DIRECTIVE: Copy out each line of the material in which the word "JSON" appears.
Start of SUPPLIED ENTRIES
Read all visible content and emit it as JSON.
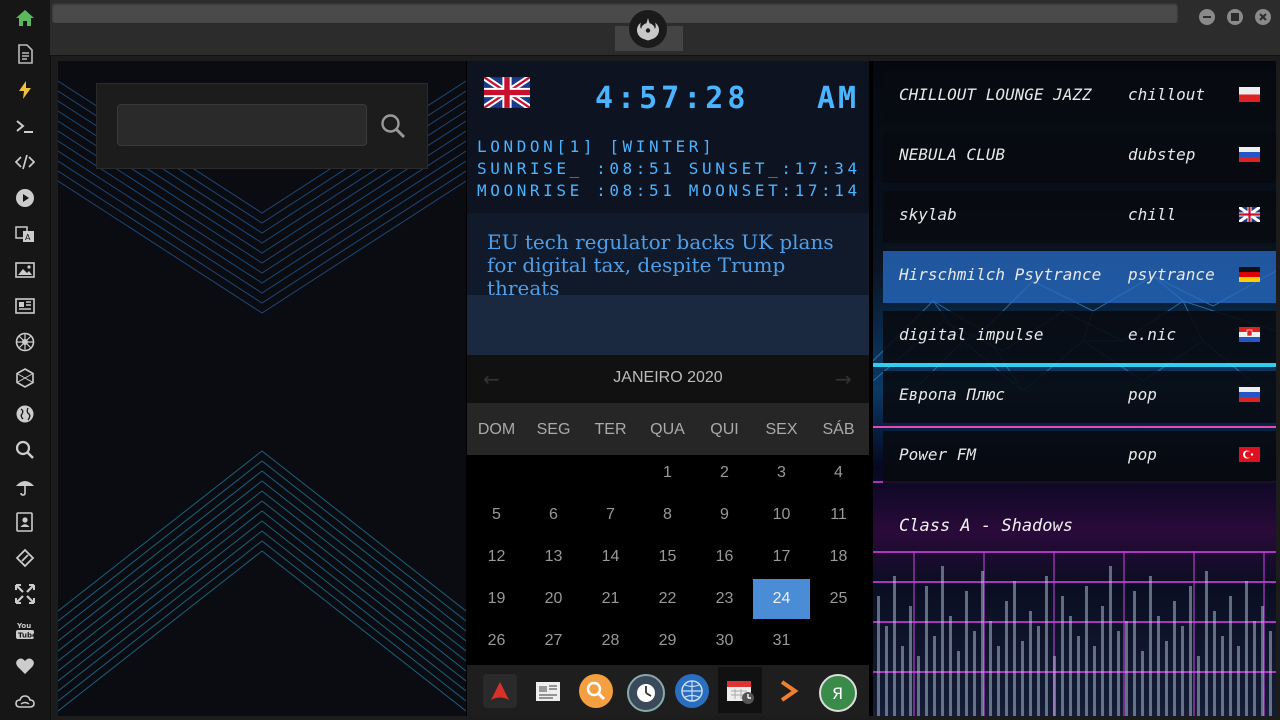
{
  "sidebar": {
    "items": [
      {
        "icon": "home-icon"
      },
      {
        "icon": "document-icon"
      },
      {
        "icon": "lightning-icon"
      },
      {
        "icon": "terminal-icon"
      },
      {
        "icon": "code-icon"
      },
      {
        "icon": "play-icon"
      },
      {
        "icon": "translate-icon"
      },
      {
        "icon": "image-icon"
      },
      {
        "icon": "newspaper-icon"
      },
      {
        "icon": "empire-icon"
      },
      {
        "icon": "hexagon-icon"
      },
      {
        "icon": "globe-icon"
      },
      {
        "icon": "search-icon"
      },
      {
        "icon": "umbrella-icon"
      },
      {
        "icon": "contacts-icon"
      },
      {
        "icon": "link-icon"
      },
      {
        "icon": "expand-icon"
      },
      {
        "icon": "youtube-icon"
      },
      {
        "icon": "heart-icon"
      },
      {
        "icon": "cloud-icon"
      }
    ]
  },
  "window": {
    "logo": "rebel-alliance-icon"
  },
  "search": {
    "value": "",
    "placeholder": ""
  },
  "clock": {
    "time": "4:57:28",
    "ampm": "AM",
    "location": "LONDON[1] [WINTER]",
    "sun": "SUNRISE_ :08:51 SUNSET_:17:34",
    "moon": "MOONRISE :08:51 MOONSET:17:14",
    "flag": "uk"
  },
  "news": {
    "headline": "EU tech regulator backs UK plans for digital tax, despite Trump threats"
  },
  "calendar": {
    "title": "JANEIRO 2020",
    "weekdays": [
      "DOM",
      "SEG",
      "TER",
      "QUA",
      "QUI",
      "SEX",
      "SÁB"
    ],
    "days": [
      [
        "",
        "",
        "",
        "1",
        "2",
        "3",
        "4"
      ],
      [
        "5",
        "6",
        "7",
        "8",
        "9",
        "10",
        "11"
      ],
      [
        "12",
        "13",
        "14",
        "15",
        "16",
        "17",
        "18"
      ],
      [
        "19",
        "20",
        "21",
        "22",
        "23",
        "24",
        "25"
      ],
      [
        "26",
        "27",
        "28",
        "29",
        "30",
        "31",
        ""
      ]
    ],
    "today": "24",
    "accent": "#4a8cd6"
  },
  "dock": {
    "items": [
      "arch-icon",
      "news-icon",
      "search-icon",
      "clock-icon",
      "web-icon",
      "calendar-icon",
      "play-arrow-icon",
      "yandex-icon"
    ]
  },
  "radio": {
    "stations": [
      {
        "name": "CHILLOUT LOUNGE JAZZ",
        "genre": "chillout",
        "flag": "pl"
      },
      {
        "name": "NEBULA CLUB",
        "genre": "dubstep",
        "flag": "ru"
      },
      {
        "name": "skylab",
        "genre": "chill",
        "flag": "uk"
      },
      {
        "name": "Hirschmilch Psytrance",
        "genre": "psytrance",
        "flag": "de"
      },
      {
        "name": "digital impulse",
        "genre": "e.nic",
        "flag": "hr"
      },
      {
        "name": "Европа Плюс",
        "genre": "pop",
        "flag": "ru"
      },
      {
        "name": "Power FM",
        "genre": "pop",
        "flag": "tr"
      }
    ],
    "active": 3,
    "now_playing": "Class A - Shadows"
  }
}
End of SUPPLIED ENTRIES
Start of SUPPLIED ENTRIES
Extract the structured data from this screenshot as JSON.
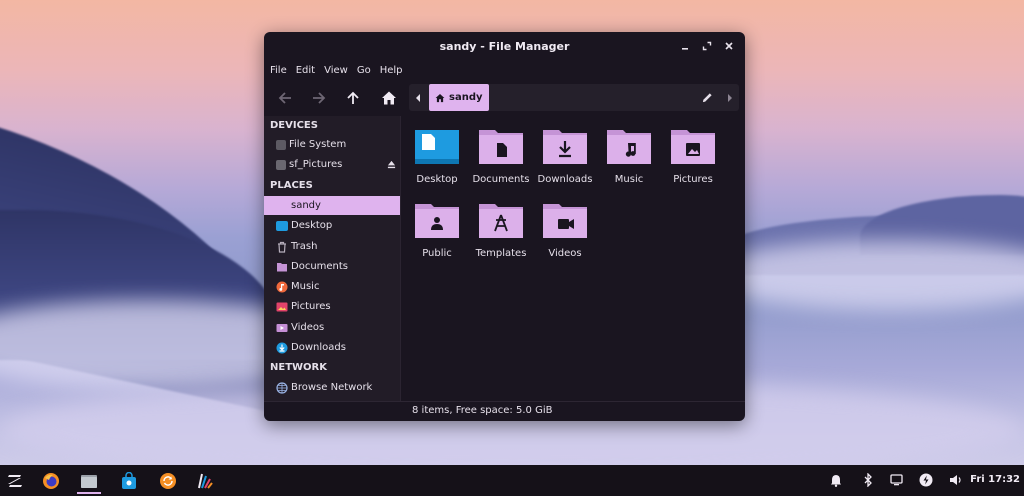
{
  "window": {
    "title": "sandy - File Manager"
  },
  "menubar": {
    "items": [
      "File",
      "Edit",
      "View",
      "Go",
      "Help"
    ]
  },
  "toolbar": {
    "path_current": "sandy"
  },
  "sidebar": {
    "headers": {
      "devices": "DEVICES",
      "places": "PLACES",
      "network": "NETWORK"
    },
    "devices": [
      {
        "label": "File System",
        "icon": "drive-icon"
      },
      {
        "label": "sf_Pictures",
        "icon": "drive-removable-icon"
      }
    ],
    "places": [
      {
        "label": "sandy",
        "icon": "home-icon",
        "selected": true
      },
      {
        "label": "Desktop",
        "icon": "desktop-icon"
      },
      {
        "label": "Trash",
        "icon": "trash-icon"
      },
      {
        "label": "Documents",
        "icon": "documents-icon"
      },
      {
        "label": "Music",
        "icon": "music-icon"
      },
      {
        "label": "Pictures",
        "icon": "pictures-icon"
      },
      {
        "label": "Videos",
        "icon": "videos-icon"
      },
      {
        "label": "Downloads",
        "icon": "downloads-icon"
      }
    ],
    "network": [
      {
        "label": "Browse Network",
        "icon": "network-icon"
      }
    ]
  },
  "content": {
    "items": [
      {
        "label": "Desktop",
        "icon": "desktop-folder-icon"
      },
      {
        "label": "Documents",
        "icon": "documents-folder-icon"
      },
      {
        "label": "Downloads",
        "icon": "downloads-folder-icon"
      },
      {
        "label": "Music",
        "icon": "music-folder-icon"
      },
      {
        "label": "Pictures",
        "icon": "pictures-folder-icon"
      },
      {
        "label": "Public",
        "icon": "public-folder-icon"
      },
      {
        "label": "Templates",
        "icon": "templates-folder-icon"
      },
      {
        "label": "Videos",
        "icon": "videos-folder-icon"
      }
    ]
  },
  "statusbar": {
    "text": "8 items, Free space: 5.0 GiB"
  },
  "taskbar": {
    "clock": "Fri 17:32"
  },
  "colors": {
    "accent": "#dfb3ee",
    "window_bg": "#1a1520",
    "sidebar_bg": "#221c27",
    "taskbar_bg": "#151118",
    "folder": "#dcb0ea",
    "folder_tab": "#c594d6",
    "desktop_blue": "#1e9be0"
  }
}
End of SUPPLIED ENTRIES
TASK SOLUTION:
Read all visible content and emit it as JSON.
Extract the structured data from this screenshot as JSON.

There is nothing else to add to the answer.